* _EXERCISE INPUT_
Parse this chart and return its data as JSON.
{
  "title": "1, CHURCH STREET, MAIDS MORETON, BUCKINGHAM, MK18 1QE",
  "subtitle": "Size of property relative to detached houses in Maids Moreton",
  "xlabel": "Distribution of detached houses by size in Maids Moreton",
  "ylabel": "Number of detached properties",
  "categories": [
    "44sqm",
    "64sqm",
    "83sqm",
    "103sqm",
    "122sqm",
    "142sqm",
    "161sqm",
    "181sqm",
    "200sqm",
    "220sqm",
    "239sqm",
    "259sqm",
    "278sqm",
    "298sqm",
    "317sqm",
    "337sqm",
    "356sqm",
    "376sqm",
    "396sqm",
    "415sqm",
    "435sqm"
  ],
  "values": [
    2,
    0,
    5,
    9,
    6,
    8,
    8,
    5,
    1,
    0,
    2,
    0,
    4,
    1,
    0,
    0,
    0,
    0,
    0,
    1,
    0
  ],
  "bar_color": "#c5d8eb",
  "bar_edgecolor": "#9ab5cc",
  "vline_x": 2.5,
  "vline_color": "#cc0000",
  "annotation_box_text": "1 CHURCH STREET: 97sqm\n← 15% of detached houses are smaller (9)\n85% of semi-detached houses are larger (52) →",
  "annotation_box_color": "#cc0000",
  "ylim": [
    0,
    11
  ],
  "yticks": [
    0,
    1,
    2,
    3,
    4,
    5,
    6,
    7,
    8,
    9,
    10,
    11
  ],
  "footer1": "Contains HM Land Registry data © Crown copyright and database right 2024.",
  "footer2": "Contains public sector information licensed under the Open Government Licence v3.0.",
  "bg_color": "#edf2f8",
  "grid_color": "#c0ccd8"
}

* _DIRECTIVE_
Find how many lines in the material hold the word "Contains" and state that number alone.

* _REPLY TO THE TASK_
2